** EXERCISE **
From the listing below, pull each line that includes "Chla".

□ □ □ □ □

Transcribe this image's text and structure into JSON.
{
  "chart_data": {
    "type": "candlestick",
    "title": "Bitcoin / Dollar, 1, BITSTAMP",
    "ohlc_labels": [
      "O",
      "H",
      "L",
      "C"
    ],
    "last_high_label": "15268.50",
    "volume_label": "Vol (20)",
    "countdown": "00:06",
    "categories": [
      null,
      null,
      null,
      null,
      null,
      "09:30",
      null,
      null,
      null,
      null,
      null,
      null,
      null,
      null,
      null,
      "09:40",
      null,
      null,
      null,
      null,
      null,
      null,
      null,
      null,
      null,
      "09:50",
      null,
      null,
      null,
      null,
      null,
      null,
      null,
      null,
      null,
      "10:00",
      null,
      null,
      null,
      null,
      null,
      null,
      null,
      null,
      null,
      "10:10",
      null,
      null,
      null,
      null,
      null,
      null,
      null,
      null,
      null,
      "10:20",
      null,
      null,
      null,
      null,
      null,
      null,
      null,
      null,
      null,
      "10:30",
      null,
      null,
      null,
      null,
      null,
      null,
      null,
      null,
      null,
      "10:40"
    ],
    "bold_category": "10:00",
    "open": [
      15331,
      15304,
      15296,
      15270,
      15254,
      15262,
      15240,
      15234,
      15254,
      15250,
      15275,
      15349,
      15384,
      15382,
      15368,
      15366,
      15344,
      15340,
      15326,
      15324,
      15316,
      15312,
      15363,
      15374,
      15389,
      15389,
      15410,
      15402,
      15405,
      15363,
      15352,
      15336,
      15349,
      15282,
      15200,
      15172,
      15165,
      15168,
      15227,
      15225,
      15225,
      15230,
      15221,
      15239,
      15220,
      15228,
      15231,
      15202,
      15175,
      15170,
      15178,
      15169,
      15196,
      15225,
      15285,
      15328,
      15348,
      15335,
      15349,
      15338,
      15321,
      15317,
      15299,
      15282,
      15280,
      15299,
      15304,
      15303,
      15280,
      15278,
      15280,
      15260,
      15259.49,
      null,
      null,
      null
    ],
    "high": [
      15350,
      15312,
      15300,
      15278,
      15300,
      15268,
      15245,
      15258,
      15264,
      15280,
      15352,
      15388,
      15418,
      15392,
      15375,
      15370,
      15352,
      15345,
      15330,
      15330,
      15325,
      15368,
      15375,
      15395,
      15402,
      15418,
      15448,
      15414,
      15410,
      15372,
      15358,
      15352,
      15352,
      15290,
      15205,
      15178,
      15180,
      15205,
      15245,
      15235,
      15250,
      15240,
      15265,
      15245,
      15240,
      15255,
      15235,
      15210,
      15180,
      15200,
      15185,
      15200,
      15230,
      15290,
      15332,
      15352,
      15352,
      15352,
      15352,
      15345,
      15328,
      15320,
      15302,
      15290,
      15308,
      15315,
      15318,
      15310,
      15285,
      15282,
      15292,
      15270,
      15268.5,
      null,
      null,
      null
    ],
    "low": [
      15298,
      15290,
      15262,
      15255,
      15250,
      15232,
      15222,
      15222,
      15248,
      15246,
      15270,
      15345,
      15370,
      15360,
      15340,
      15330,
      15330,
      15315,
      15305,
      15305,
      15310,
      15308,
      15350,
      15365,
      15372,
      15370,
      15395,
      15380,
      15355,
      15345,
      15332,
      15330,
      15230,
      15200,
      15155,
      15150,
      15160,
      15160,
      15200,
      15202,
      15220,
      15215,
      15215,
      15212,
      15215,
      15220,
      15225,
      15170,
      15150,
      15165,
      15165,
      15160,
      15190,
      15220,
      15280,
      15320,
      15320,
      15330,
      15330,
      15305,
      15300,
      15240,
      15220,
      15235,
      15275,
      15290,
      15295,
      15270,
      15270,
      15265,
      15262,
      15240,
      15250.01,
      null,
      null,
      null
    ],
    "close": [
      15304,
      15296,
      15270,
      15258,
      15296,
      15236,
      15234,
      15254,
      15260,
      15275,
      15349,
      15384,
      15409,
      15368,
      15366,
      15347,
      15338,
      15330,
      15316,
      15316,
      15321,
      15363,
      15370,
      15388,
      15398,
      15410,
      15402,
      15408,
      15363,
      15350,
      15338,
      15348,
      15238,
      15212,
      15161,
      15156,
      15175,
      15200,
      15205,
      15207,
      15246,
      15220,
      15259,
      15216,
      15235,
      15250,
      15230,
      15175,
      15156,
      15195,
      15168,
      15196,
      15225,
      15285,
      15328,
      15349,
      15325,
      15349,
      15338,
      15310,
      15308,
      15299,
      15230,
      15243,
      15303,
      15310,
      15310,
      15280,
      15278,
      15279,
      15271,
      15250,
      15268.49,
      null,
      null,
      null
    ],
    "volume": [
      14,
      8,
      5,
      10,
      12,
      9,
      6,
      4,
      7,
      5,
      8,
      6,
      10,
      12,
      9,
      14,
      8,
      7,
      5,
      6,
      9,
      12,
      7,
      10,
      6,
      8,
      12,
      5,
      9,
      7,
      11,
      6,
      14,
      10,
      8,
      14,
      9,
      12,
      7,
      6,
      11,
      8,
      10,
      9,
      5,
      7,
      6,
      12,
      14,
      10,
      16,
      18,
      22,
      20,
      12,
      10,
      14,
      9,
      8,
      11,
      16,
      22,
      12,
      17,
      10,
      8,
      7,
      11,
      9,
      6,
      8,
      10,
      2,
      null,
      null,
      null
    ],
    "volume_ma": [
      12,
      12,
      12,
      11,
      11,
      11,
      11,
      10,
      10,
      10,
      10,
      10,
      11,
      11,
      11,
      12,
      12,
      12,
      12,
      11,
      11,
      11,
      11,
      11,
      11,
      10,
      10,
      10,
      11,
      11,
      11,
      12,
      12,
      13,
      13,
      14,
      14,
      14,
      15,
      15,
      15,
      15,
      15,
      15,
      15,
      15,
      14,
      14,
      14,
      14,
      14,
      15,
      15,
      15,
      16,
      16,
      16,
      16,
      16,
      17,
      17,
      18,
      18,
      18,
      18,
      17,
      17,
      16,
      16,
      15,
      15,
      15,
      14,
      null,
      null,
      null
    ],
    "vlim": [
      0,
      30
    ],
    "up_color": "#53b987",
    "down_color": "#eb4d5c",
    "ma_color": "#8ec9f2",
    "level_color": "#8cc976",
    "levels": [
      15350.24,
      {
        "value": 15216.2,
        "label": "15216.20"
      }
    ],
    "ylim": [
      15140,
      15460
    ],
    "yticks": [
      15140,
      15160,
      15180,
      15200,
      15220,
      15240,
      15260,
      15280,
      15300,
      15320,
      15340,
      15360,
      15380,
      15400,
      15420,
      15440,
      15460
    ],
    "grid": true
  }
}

□ □ □ □ □

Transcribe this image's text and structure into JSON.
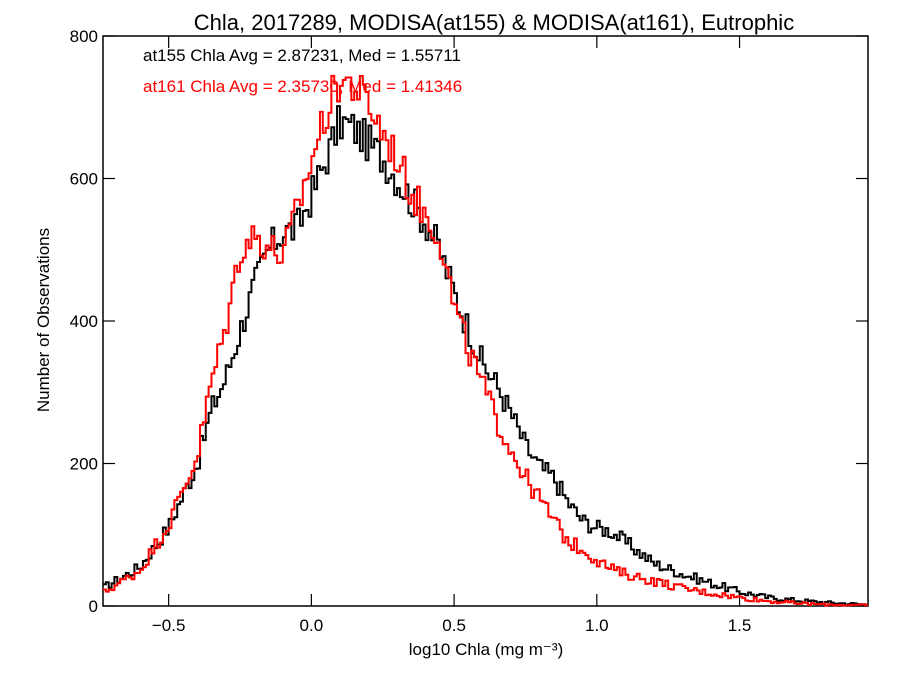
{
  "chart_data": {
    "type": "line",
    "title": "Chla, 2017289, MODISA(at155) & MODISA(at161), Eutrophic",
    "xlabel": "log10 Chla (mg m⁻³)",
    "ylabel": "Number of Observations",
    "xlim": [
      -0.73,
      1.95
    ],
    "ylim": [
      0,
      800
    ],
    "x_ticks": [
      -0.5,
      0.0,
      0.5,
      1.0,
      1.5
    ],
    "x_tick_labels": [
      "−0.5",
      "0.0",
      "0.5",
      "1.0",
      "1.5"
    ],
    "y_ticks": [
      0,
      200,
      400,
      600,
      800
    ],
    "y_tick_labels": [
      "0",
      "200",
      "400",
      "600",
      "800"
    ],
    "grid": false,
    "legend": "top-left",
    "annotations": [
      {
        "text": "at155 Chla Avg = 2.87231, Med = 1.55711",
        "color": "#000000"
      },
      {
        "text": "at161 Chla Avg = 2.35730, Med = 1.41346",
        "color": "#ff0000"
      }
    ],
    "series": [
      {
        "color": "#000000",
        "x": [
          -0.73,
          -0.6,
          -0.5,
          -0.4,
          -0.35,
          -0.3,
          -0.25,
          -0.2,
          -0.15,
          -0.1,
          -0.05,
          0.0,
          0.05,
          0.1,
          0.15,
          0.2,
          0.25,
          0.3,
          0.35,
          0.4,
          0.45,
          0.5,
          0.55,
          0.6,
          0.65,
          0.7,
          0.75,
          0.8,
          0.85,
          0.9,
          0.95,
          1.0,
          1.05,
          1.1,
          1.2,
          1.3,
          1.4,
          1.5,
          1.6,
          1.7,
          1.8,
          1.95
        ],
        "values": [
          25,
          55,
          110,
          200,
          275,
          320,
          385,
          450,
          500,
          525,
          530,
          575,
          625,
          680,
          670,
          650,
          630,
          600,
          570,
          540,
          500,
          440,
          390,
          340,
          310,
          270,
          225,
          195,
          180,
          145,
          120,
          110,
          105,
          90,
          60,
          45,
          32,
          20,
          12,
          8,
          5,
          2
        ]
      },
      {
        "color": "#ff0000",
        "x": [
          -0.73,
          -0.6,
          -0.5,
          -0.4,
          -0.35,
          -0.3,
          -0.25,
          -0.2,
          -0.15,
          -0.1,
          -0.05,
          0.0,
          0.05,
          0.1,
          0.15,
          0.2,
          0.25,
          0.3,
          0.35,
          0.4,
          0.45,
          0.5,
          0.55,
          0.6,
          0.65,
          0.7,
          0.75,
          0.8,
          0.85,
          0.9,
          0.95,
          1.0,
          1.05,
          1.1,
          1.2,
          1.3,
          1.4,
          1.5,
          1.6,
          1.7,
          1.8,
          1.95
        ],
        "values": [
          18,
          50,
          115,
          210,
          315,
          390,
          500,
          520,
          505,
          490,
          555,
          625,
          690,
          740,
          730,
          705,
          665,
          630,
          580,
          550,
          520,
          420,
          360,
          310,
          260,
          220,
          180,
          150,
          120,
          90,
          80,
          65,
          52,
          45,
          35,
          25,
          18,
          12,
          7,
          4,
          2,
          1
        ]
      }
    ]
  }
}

□ □ □ □ □

** RESULT OF THE EXERCISE **
    "title": "Chla, 2017289, MODISA(at155) & MODISA(at161), Eutrophic",
    "xlabel": "log10 Chla (mg m⁻³)",
        "text": "at155 Chla Avg = 2.87231, Med = 1.55711",
        "text": "at161 Chla Avg = 2.35730, Med = 1.41346",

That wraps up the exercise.